→ **Request**: Where the data below has the string "Porto", return the whole line.

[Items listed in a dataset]
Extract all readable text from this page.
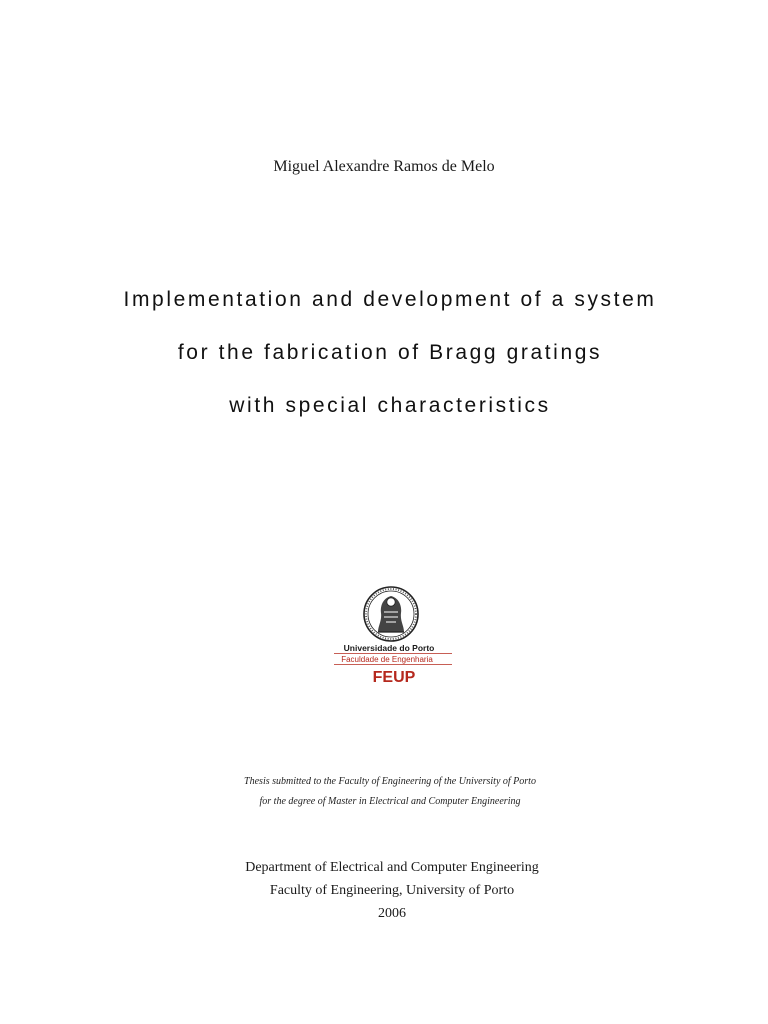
Miguel Alexandre Ramos de Melo
Implementation and development of a system
for the fabrication of Bragg gratings
with special characteristics
Universidade do Porto
Faculdade de Engenharia
FEUP
Thesis submitted to the Faculty of Engineering of the University of Porto
for the degree of Master in Electrical and Computer Engineering
Department of Electrical and Computer Engineering
Faculty of Engineering, University of Porto
2006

→ **Task output**:
Universidade do Porto
Thesis submitted to the Faculty of Engineering of the University of Porto
Faculty of Engineering, University of Porto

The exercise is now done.